(What you should do):
Using the data below, repeat all of it precisely.

(Provided material):
☆ ☆ ☆ ☆
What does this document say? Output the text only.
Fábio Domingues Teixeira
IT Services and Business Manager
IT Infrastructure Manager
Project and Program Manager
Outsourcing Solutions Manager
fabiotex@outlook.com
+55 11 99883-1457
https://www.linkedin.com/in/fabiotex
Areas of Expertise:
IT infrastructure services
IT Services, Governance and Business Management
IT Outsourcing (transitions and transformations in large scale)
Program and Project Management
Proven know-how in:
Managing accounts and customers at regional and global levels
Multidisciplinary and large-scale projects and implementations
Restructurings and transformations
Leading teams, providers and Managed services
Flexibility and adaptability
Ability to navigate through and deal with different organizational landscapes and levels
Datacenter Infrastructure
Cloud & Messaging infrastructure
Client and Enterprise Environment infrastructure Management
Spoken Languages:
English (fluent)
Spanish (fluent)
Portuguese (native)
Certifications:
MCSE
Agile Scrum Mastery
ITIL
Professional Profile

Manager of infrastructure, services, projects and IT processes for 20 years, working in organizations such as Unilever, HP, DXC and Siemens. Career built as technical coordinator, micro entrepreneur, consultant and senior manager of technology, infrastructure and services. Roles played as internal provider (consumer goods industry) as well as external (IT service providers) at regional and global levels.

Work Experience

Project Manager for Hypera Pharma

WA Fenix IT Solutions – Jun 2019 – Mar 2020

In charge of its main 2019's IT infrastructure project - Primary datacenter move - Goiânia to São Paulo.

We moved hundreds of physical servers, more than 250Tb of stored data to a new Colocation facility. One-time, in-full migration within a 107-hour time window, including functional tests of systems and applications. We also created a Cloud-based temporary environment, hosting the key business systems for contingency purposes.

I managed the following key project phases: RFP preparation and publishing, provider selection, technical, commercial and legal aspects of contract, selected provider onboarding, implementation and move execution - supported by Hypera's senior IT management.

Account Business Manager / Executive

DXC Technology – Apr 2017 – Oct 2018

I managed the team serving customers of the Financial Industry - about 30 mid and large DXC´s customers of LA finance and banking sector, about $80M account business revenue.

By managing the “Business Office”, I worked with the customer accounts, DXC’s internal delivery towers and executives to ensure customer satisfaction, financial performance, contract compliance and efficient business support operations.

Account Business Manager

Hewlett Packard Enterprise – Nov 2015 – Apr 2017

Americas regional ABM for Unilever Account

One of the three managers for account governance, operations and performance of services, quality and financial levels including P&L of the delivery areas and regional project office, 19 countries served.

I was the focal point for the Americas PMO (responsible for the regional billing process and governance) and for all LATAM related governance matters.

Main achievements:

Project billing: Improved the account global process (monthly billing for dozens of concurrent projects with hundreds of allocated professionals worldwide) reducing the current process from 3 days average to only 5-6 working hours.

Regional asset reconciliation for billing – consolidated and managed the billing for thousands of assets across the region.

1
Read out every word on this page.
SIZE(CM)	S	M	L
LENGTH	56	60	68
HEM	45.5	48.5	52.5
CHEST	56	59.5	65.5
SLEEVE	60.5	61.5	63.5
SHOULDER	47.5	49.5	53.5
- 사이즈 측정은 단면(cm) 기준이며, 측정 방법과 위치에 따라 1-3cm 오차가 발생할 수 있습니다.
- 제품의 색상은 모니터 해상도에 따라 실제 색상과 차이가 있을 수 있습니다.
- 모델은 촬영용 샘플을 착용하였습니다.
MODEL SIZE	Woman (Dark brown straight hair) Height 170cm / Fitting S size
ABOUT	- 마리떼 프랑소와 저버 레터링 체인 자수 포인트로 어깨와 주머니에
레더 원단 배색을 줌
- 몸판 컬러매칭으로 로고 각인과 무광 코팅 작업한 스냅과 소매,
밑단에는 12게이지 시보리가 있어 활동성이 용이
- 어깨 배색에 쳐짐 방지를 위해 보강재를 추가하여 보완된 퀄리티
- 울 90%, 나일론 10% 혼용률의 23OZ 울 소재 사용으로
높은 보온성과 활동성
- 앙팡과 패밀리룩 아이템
☆ ☆ ☆ ☆
(Finished exercise):
What does this document say? Output the text only.
Fábio Domingues Teixeira
IT Services and Business Manager
IT Infrastructure Manager
Project and Program Manager
Outsourcing Solutions Manager
fabiotex@outlook.com
+55 11 99883-1457
https://www.linkedin.com/in/fabiotex
Areas of Expertise:
IT infrastructure services
IT Services, Governance and Business Management
IT Outsourcing (transitions and transformations in large scale)
Program and Project Management
Proven know-how in:
Managing accounts and customers at regional and global levels
Multidisciplinary and large-scale projects and implementations
Restructurings and transformations
Leading teams, providers and Managed services
Flexibility and adaptability
Ability to navigate through and deal with different organizational landscapes and levels
Datacenter Infrastructure
Cloud & Messaging infrastructure
Client and Enterprise Environment infrastructure Management
Spoken Languages:
English (fluent)
Spanish (fluent)
Portuguese (native)
Certifications:
MCSE
Agile Scrum Mastery
ITIL
Professional Profile

Manager of infrastructure, services, projects and IT processes for 20 years, working in organizations such as Unilever, HP, DXC and Siemens. Career built as technical coordinator, micro entrepreneur, consultant and senior manager of technology, infrastructure and services. Roles played as internal provider (consumer goods industry) as well as external (IT service providers) at regional and global levels.

Work Experience

Project Manager for Hypera Pharma

WA Fenix IT Solutions – Jun 2019 – Mar 2020

In charge of its main 2019's IT infrastructure project - Primary datacenter move - Goiânia to São Paulo.

We moved hundreds of physical servers, more than 250Tb of stored data to a new Colocation facility. One-time, in-full migration within a 107-hour time window, including functional tests of systems and applications. We also created a Cloud-based temporary environment, hosting the key business systems for contingency purposes.

I managed the following key project phases: RFP preparation and publishing, provider selection, technical, commercial and legal aspects of contract, selected provider onboarding, implementation and move execution - supported by Hypera's senior IT management.

Account Business Manager / Executive

DXC Technology – Apr 2017 – Oct 2018

I managed the team serving customers of the Financial Industry - about 30 mid and large DXC´s customers of LA finance and banking sector, about $80M account business revenue.

By managing the “Business Office”, I worked with the customer accounts, DXC’s internal delivery towers and executives to ensure customer satisfaction, financial performance, contract compliance and efficient business support operations.

Account Business Manager

Hewlett Packard Enterprise – Nov 2015 – Apr 2017

Americas regional ABM for Unilever Account

One of the three managers for account governance, operations and performance of services, quality and financial levels including P&L of the delivery areas and regional project office, 19 countries served.

I was the focal point for the Americas PMO (responsible for the regional billing process and governance) and for all LATAM related governance matters.

Main achievements:

Project billing: Improved the account global process (monthly billing for dozens of concurrent projects with hundreds of allocated professionals worldwide) reducing the current process from 3 days average to only 5-6 working hours.

Regional asset reconciliation for billing – consolidated and managed the billing for thousands of assets across the region.

1
Read out every word on this page.
SIZE(CM)	S	M	L
LENGTH	56	60	68
HEM	45.5	48.5	52.5
CHEST	56	59.5	65.5
SLEEVE	60.5	61.5	63.5
SHOULDER	47.5	49.5	53.5
- 사이즈 측정은 단면(cm) 기준이며, 측정 방법과 위치에 따라 1-3cm 오차가 발생할 수 있습니다.
- 제품의 색상은 모니터 해상도에 따라 실제 색상과 차이가 있을 수 있습니다.
- 모델은 촬영용 샘플을 착용하였습니다.
MODEL SIZE	Woman (Dark brown straight hair) Height 170cm / Fitting S size
ABOUT	- 마리떼 프랑소와 저버 레터링 체인 자수 포인트로 어깨와 주머니에
레더 원단 배색을 줌
- 몸판 컬러매칭으로 로고 각인과 무광 코팅 작업한 스냅과 소매,
밑단에는 12게이지 시보리가 있어 활동성이 용이
- 어깨 배색에 쳐짐 방지를 위해 보강재를 추가하여 보완된 퀄리티
- 울 90%, 나일론 10% 혼용률의 23OZ 울 소재 사용으로
높은 보온성과 활동성
- 앙팡과 패밀리룩 아이템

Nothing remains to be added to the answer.